Data records
-.-.-

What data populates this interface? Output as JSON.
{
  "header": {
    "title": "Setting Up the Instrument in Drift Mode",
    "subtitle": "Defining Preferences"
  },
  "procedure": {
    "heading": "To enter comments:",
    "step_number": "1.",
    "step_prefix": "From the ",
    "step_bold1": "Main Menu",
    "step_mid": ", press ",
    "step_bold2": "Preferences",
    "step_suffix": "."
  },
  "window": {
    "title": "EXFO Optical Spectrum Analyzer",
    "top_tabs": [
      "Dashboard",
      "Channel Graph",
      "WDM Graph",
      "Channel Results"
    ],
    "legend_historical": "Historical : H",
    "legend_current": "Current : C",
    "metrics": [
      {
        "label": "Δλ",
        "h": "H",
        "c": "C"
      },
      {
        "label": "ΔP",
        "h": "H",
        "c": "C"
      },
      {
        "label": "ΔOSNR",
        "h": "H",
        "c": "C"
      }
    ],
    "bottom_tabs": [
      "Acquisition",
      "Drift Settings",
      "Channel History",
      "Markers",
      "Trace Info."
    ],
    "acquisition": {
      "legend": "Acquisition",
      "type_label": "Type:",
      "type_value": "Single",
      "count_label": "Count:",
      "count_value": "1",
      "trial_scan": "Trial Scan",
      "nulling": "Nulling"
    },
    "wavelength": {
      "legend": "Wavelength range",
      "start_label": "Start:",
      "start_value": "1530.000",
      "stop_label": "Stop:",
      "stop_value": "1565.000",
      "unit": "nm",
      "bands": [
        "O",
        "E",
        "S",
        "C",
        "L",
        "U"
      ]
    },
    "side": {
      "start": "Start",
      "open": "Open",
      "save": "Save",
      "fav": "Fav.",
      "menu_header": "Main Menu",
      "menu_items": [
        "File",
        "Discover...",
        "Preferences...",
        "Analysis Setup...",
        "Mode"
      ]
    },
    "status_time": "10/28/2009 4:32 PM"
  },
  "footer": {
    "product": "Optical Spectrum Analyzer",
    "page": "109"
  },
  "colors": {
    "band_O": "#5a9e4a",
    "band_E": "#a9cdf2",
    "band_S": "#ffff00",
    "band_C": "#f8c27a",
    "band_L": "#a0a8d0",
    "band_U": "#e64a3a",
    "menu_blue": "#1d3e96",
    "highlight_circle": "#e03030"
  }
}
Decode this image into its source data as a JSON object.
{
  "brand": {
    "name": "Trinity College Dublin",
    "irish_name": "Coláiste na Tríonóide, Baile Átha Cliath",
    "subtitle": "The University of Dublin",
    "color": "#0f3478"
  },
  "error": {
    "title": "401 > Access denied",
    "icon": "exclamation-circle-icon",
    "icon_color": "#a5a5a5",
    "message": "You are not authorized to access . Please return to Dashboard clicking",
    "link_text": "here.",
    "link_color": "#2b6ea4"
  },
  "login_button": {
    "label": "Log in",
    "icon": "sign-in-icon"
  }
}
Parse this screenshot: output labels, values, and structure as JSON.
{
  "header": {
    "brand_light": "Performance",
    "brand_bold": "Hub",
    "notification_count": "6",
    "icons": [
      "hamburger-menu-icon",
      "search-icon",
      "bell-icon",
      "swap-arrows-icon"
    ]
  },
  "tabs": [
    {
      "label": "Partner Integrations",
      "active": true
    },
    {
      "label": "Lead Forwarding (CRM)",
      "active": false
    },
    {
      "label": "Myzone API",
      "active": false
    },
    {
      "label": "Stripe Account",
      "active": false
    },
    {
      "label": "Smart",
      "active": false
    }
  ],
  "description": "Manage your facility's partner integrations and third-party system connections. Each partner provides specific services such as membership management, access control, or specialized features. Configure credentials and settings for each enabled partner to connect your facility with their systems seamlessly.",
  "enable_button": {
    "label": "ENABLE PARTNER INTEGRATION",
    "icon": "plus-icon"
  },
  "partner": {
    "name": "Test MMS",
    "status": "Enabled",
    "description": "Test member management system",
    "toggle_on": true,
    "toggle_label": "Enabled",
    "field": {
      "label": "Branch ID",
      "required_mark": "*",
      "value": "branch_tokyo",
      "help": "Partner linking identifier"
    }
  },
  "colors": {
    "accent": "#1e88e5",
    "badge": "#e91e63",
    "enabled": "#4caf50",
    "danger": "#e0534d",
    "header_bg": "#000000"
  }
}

-.-.-

**Task brief:** Transcribe all of the material exactly. Omit nothing.

**Written reply:**
What data populates this interface? Output as JSON.
{
  "header": {
    "title": "Setting Up the Instrument in Drift Mode",
    "subtitle": "Defining Preferences"
  },
  "procedure": {
    "heading": "To enter comments:",
    "step_number": "1.",
    "step_prefix": "From the ",
    "step_bold1": "Main Menu",
    "step_mid": ", press ",
    "step_bold2": "Preferences",
    "step_suffix": "."
  },
  "window": {
    "title": "EXFO Optical Spectrum Analyzer",
    "top_tabs": [
      "Dashboard",
      "Channel Graph",
      "WDM Graph",
      "Channel Results"
    ],
    "legend_historical": "Historical : H",
    "legend_current": "Current : C",
    "metrics": [
      {
        "label": "Δλ",
        "h": "H",
        "c": "C"
      },
      {
        "label": "ΔP",
        "h": "H",
        "c": "C"
      },
      {
        "label": "ΔOSNR",
        "h": "H",
        "c": "C"
      }
    ],
    "bottom_tabs": [
      "Acquisition",
      "Drift Settings",
      "Channel History",
      "Markers",
      "Trace Info."
    ],
    "acquisition": {
      "legend": "Acquisition",
      "type_label": "Type:",
      "type_value": "Single",
      "count_label": "Count:",
      "count_value": "1",
      "trial_scan": "Trial Scan",
      "nulling": "Nulling"
    },
    "wavelength": {
      "legend": "Wavelength range",
      "start_label": "Start:",
      "start_value": "1530.000",
      "stop_label": "Stop:",
      "stop_value": "1565.000",
      "unit": "nm",
      "bands": [
        "O",
        "E",
        "S",
        "C",
        "L",
        "U"
      ]
    },
    "side": {
      "start": "Start",
      "open": "Open",
      "save": "Save",
      "fav": "Fav.",
      "menu_header": "Main Menu",
      "menu_items": [
        "File",
        "Discover...",
        "Preferences...",
        "Analysis Setup...",
        "Mode"
      ]
    },
    "status_time": "10/28/2009 4:32 PM"
  },
  "footer": {
    "product": "Optical Spectrum Analyzer",
    "page": "109"
  },
  "colors": {
    "band_O": "#5a9e4a",
    "band_E": "#a9cdf2",
    "band_S": "#ffff00",
    "band_C": "#f8c27a",
    "band_L": "#a0a8d0",
    "band_U": "#e64a3a",
    "menu_blue": "#1d3e96",
    "highlight_circle": "#e03030"
  }
}
Decode this image into its source data as a JSON object.
{
  "brand": {
    "name": "Trinity College Dublin",
    "irish_name": "Coláiste na Tríonóide, Baile Átha Cliath",
    "subtitle": "The University of Dublin",
    "color": "#0f3478"
  },
  "error": {
    "title": "401 > Access denied",
    "icon": "exclamation-circle-icon",
    "icon_color": "#a5a5a5",
    "message": "You are not authorized to access . Please return to Dashboard clicking",
    "link_text": "here.",
    "link_color": "#2b6ea4"
  },
  "login_button": {
    "label": "Log in",
    "icon": "sign-in-icon"
  }
}
Parse this screenshot: output labels, values, and structure as JSON.
{
  "header": {
    "brand_light": "Performance",
    "brand_bold": "Hub",
    "notification_count": "6",
    "icons": [
      "hamburger-menu-icon",
      "search-icon",
      "bell-icon",
      "swap-arrows-icon"
    ]
  },
  "tabs": [
    {
      "label": "Partner Integrations",
      "active": true
    },
    {
      "label": "Lead Forwarding (CRM)",
      "active": false
    },
    {
      "label": "Myzone API",
      "active": false
    },
    {
      "label": "Stripe Account",
      "active": false
    },
    {
      "label": "Smart",
      "active": false
    }
  ],
  "description": "Manage your facility's partner integrations and third-party system connections. Each partner provides specific services such as membership management, access control, or specialized features. Configure credentials and settings for each enabled partner to connect your facility with their systems seamlessly.",
  "enable_button": {
    "label": "ENABLE PARTNER INTEGRATION",
    "icon": "plus-icon"
  },
  "partner": {
    "name": "Test MMS",
    "status": "Enabled",
    "description": "Test member management system",
    "toggle_on": true,
    "toggle_label": "Enabled",
    "field": {
      "label": "Branch ID",
      "required_mark": "*",
      "value": "branch_tokyo",
      "help": "Partner linking identifier"
    }
  },
  "colors": {
    "accent": "#1e88e5",
    "badge": "#e91e63",
    "enabled": "#4caf50",
    "danger": "#e0534d",
    "header_bg": "#000000"
  }
}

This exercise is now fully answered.